__AIM__
Reproduce the listing below without any change.

(Dataset items)
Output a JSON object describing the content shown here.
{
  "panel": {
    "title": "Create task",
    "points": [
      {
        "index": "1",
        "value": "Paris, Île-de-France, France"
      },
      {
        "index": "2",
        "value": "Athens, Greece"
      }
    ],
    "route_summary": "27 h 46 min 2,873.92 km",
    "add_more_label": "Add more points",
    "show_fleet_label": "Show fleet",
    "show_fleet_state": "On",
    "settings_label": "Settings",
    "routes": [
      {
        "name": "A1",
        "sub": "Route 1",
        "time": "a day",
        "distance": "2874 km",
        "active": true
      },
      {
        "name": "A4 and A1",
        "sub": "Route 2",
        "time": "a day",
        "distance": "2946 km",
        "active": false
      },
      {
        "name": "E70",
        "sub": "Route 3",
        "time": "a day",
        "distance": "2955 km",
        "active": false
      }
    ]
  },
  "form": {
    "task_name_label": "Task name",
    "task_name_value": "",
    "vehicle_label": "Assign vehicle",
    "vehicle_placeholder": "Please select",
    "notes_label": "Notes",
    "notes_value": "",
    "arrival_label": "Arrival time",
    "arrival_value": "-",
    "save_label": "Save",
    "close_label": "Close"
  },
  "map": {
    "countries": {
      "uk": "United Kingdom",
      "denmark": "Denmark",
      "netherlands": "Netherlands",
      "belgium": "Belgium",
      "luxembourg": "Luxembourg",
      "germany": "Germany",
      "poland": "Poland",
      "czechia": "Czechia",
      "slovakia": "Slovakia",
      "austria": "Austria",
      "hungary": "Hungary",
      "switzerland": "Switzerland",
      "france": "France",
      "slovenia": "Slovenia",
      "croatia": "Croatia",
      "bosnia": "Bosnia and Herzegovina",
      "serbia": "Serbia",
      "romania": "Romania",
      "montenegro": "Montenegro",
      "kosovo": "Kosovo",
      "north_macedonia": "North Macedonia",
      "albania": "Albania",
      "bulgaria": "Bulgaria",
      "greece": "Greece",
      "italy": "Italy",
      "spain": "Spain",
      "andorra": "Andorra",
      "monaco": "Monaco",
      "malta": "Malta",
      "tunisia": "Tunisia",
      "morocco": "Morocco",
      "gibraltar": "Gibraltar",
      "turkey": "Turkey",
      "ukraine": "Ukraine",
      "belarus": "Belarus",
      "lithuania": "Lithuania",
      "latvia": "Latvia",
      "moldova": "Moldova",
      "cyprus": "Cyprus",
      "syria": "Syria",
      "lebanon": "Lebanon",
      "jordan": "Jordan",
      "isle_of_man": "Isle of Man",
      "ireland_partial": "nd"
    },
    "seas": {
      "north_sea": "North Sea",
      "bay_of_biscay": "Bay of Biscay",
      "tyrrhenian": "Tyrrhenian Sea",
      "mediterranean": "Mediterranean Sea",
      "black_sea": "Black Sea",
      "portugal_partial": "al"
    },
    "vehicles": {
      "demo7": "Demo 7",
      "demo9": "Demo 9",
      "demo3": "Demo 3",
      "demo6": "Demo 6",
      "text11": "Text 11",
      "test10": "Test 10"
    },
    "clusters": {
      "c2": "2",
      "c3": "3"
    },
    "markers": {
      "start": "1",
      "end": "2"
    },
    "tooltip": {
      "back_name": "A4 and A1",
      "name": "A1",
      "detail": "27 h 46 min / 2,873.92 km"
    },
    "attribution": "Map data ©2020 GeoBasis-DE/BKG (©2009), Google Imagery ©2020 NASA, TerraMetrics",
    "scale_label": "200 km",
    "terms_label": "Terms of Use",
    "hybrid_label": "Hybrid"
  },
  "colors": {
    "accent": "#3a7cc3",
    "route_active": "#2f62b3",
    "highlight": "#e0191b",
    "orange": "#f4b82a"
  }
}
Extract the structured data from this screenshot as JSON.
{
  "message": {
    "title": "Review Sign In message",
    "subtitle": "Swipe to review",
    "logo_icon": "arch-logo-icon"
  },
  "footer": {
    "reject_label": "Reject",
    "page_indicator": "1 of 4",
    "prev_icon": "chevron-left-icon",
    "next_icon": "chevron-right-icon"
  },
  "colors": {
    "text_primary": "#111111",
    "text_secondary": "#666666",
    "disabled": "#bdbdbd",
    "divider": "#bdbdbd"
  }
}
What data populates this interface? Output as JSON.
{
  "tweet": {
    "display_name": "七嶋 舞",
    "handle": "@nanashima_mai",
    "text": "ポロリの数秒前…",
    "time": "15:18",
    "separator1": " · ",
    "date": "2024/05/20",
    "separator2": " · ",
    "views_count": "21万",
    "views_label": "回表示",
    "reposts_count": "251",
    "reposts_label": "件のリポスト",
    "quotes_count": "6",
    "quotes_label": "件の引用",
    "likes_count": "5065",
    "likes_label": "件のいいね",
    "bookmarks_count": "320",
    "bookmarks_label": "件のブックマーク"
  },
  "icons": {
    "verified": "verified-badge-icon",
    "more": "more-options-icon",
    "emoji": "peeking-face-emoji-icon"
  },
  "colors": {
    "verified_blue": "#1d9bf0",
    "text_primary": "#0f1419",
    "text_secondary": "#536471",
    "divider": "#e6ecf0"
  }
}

__REPLY__
Output a JSON object describing the content shown here.
{
  "panel": {
    "title": "Create task",
    "points": [
      {
        "index": "1",
        "value": "Paris, Île-de-France, France"
      },
      {
        "index": "2",
        "value": "Athens, Greece"
      }
    ],
    "route_summary": "27 h 46 min 2,873.92 km",
    "add_more_label": "Add more points",
    "show_fleet_label": "Show fleet",
    "show_fleet_state": "On",
    "settings_label": "Settings",
    "routes": [
      {
        "name": "A1",
        "sub": "Route 1",
        "time": "a day",
        "distance": "2874 km",
        "active": true
      },
      {
        "name": "A4 and A1",
        "sub": "Route 2",
        "time": "a day",
        "distance": "2946 km",
        "active": false
      },
      {
        "name": "E70",
        "sub": "Route 3",
        "time": "a day",
        "distance": "2955 km",
        "active": false
      }
    ]
  },
  "form": {
    "task_name_label": "Task name",
    "task_name_value": "",
    "vehicle_label": "Assign vehicle",
    "vehicle_placeholder": "Please select",
    "notes_label": "Notes",
    "notes_value": "",
    "arrival_label": "Arrival time",
    "arrival_value": "-",
    "save_label": "Save",
    "close_label": "Close"
  },
  "map": {
    "countries": {
      "uk": "United Kingdom",
      "denmark": "Denmark",
      "netherlands": "Netherlands",
      "belgium": "Belgium",
      "luxembourg": "Luxembourg",
      "germany": "Germany",
      "poland": "Poland",
      "czechia": "Czechia",
      "slovakia": "Slovakia",
      "austria": "Austria",
      "hungary": "Hungary",
      "switzerland": "Switzerland",
      "france": "France",
      "slovenia": "Slovenia",
      "croatia": "Croatia",
      "bosnia": "Bosnia and Herzegovina",
      "serbia": "Serbia",
      "romania": "Romania",
      "montenegro": "Montenegro",
      "kosovo": "Kosovo",
      "north_macedonia": "North Macedonia",
      "albania": "Albania",
      "bulgaria": "Bulgaria",
      "greece": "Greece",
      "italy": "Italy",
      "spain": "Spain",
      "andorra": "Andorra",
      "monaco": "Monaco",
      "malta": "Malta",
      "tunisia": "Tunisia",
      "morocco": "Morocco",
      "gibraltar": "Gibraltar",
      "turkey": "Turkey",
      "ukraine": "Ukraine",
      "belarus": "Belarus",
      "lithuania": "Lithuania",
      "latvia": "Latvia",
      "moldova": "Moldova",
      "cyprus": "Cyprus",
      "syria": "Syria",
      "lebanon": "Lebanon",
      "jordan": "Jordan",
      "isle_of_man": "Isle of Man",
      "ireland_partial": "nd"
    },
    "seas": {
      "north_sea": "North Sea",
      "bay_of_biscay": "Bay of Biscay",
      "tyrrhenian": "Tyrrhenian Sea",
      "mediterranean": "Mediterranean Sea",
      "black_sea": "Black Sea",
      "portugal_partial": "al"
    },
    "vehicles": {
      "demo7": "Demo 7",
      "demo9": "Demo 9",
      "demo3": "Demo 3",
      "demo6": "Demo 6",
      "text11": "Text 11",
      "test10": "Test 10"
    },
    "clusters": {
      "c2": "2",
      "c3": "3"
    },
    "markers": {
      "start": "1",
      "end": "2"
    },
    "tooltip": {
      "back_name": "A4 and A1",
      "name": "A1",
      "detail": "27 h 46 min / 2,873.92 km"
    },
    "attribution": "Map data ©2020 GeoBasis-DE/BKG (©2009), Google Imagery ©2020 NASA, TerraMetrics",
    "scale_label": "200 km",
    "terms_label": "Terms of Use",
    "hybrid_label": "Hybrid"
  },
  "colors": {
    "accent": "#3a7cc3",
    "route_active": "#2f62b3",
    "highlight": "#e0191b",
    "orange": "#f4b82a"
  }
}
Extract the structured data from this screenshot as JSON.
{
  "message": {
    "title": "Review Sign In message",
    "subtitle": "Swipe to review",
    "logo_icon": "arch-logo-icon"
  },
  "footer": {
    "reject_label": "Reject",
    "page_indicator": "1 of 4",
    "prev_icon": "chevron-left-icon",
    "next_icon": "chevron-right-icon"
  },
  "colors": {
    "text_primary": "#111111",
    "text_secondary": "#666666",
    "disabled": "#bdbdbd",
    "divider": "#bdbdbd"
  }
}
What data populates this interface? Output as JSON.
{
  "tweet": {
    "display_name": "七嶋 舞",
    "handle": "@nanashima_mai",
    "text": "ポロリの数秒前…",
    "time": "15:18",
    "separator1": " · ",
    "date": "2024/05/20",
    "separator2": " · ",
    "views_count": "21万",
    "views_label": "回表示",
    "reposts_count": "251",
    "reposts_label": "件のリポスト",
    "quotes_count": "6",
    "quotes_label": "件の引用",
    "likes_count": "5065",
    "likes_label": "件のいいね",
    "bookmarks_count": "320",
    "bookmarks_label": "件のブックマーク"
  },
  "icons": {
    "verified": "verified-badge-icon",
    "more": "more-options-icon",
    "emoji": "peeking-face-emoji-icon"
  },
  "colors": {
    "verified_blue": "#1d9bf0",
    "text_primary": "#0f1419",
    "text_secondary": "#536471",
    "divider": "#e6ecf0"
  }
}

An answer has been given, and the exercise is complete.